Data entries
[START]
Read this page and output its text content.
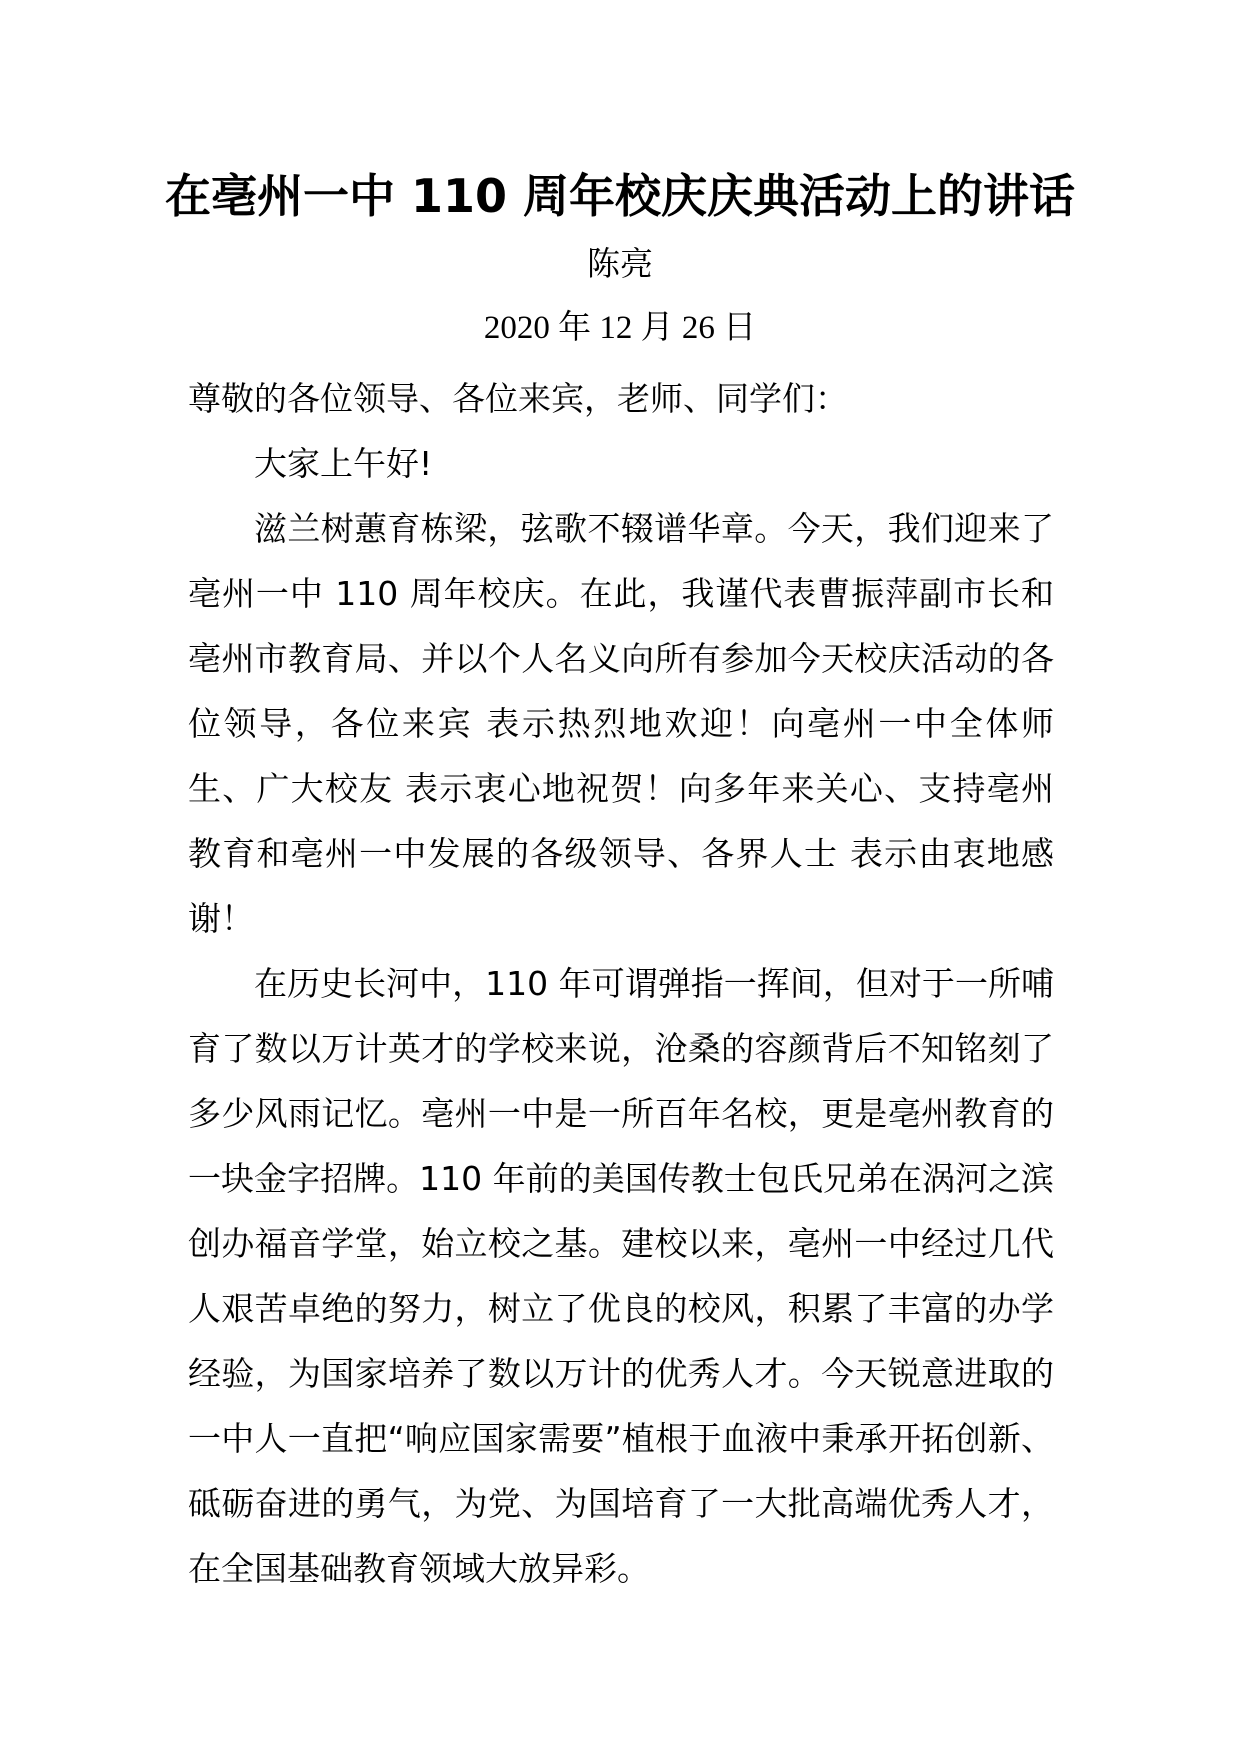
在亳州一中 110 周年校庆庆典活动上的讲话
陈亮
2020 年 12 月 26 日

尊敬的各位领导、各位来宾，老师、同学们：

大家上午好!

滋兰树蕙育栋梁，弦歌不辍谱华章。今天，我们迎来了亳州一中 110 周年校庆。在此，我谨代表曹振萍副市长和亳州市教育局、并以个人名义向所有参加今天校庆活动的各位领导，各位来宾 表示热烈地欢迎！向亳州一中全体师生、广大校友 表示衷心地祝贺！向多年来关心、支持亳州教育和亳州一中发展的各级领导、各界人士 表示由衷地感谢！

在历史长河中，110 年可谓弹指一挥间，但对于一所哺育了数以万计英才的学校来说，沧桑的容颜背后不知铭刻了多少风雨记忆。亳州一中是一所百年名校，更是亳州教育的一块金字招牌。110 年前的美国传教士包氏兄弟在涡河之滨创办福音学堂，始立校之基。建校以来，亳州一中经过几代人艰苦卓绝的努力，树立了优良的校风，积累了丰富的办学经验，为国家培养了数以万计的优秀人才。今天锐意进取的一中人一直把“响应国家需要”植根于血液中秉承开拓创新、砥砺奋进的勇气，为党、为国培育了一大批高端优秀人才，在全国基础教育领域大放异彩。
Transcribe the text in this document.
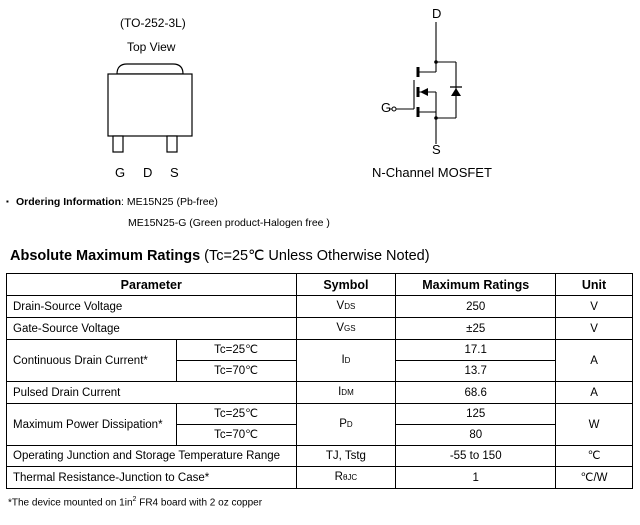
(TO-252-3L)
Top View
G D S
D
G
S
N-Channel MOSFET
▪ Ordering Information: ME15N25 (Pb-free)
ME15N25-G (Green product-Halogen free )
Absolute Maximum Ratings (Tc=25℃ Unless Otherwise Noted)
Parameter		Symbol	Maximum Ratings	Unit
Drain-Source Voltage		VDS	250	V
Gate-Source Voltage		VGS	±25	V
Continuous Drain Current*	Tc=25℃	ID	17.1	A
	Tc=70℃		13.7	
Pulsed Drain Current		IDM	68.6	A
Maximum Power Dissipation*	Tc=25℃	PD	125	W
	Tc=70℃		80	
Operating Junction and Storage Temperature Range		TJ, Tstg	-55 to 150	℃
Thermal Resistance-Junction to Case*		RθJC	1	℃/W
*The device mounted on $1in^2$ FR4 board with 2 oz copper
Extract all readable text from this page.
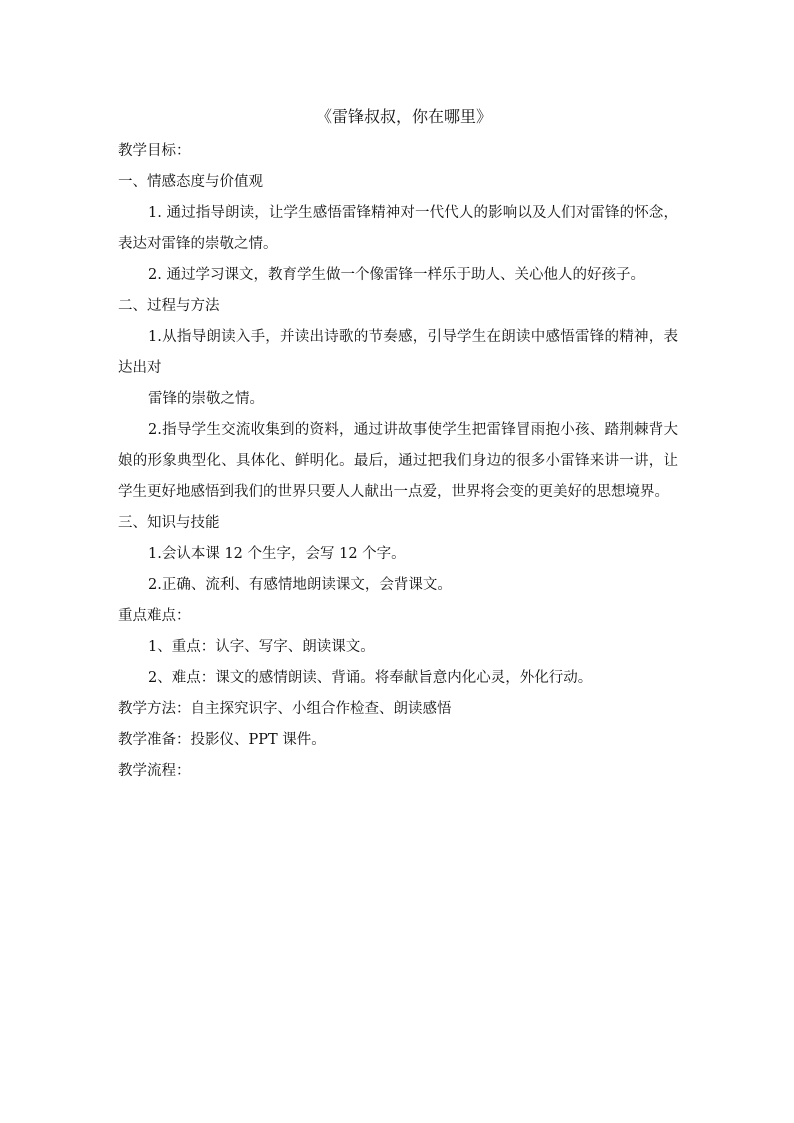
《雷锋叔叔，你在哪里》

教学目标：

一、情感态度与价值观

1. 通过指导朗读，让学生感悟雷锋精神对一代代人的影响以及人们对雷锋的怀念，表达对雷锋的崇敬之情。

2. 通过学习课文，教育学生做一个像雷锋一样乐于助人、关心他人的好孩子。

二、过程与方法

1.从指导朗读入手，并读出诗歌的节奏感，引导学生在朗读中感悟雷锋的精神，表达出对

雷锋的崇敬之情。

2.指导学生交流收集到的资料，通过讲故事使学生把雷锋冒雨抱小孩、踏荆棘背大娘的形象典型化、具体化、鲜明化。最后，通过把我们身边的很多小雷锋来讲一讲，让学生更好地感悟到我们的世界只要人人献出一点爱，世界将会变的更美好的思想境界。

三、知识与技能

1.会认本课 12 个生字，会写 12 个字。

2.正确、流利、有感情地朗读课文，会背课文。

重点难点：

1、重点：认字、写字、朗读课文。

2、难点：课文的感情朗读、背诵。将奉献旨意内化心灵，外化行动。

教学方法：自主探究识字、小组合作检查、朗读感悟

教学准备：投影仪、PPT 课件。

教学流程：
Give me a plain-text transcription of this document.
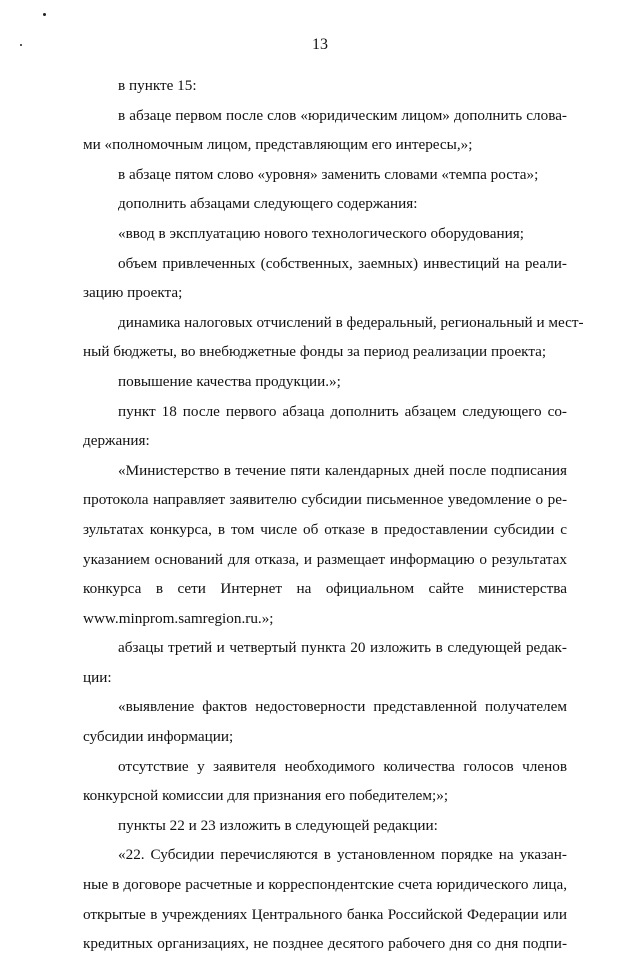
13
в пункте 15:
в абзаце первом после слов «юридическим лицом» дополнить слова-
ми «полномочным лицом, представляющим его интересы,»;
в абзаце пятом слово «уровня» заменить словами «темпа роста»;
дополнить абзацами следующего содержания:
«ввод в эксплуатацию нового технологического оборудования;
объем привлеченных (собственных, заемных) инвестиций на реали-
зацию проекта;
динамика налоговых отчислений в федеральный, региональный и мест-
ный бюджеты, во внебюджетные фонды за период реализации проекта;
повышение качества продукции.»;
пункт 18 после первого абзаца дополнить абзацем следующего со-
держания:
«Министерство в течение пяти календарных дней после подписания
протокола направляет заявителю субсидии письменное уведомление о ре-
зультатах конкурса, в том числе об отказе в предоставлении субсидии с
указанием оснований для отказа, и размещает информацию о результатах
конкурса в сети Интернет на официальном сайте министерства
www.minprom.samregion.ru.»;
абзацы третий и четвертый пункта 20 изложить в следующей редак-
ции:
«выявление фактов недостоверности представленной получателем
субсидии информации;
отсутствие у заявителя необходимого количества голосов членов
конкурсной комиссии для признания его победителем;»;
пункты 22 и 23 изложить в следующей редакции:
«22. Субсидии перечисляются в установленном порядке на указан-
ные в договоре расчетные и корреспондентские счета юридического лица,
открытые в учреждениях Центрального банка Российской Федерации или
кредитных организациях, не позднее десятого рабочего дня со дня подпи-
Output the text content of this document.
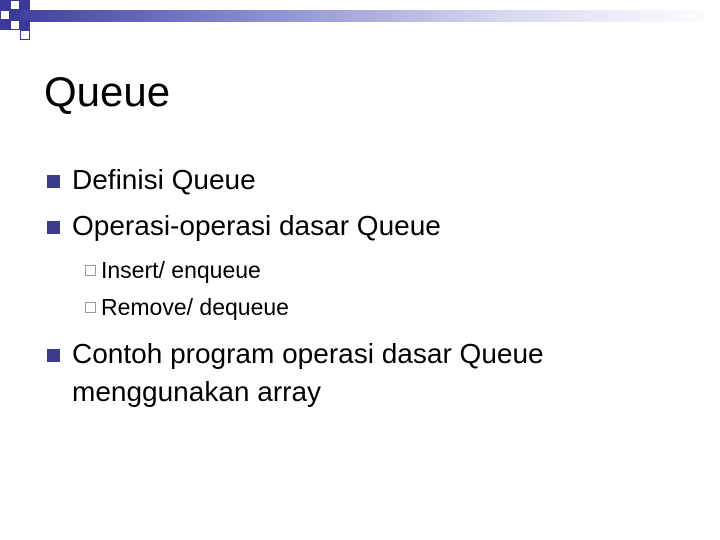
Queue
Definisi Queue
Operasi-operasi dasar Queue
Insert/ enqueue
Remove/ dequeue
Contoh program operasi dasar Queue
menggunakan array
[END]
■ **Your instructions**: Look through the entries above. Extract each line with the word "после".

■ **Task result**:
в абзаце первом после слов «юридическим лицом» дополнить слова-
пункт 18 после первого абзаца дополнить абзацем следующего со-
«Министерство в течение пяти календарных дней после подписания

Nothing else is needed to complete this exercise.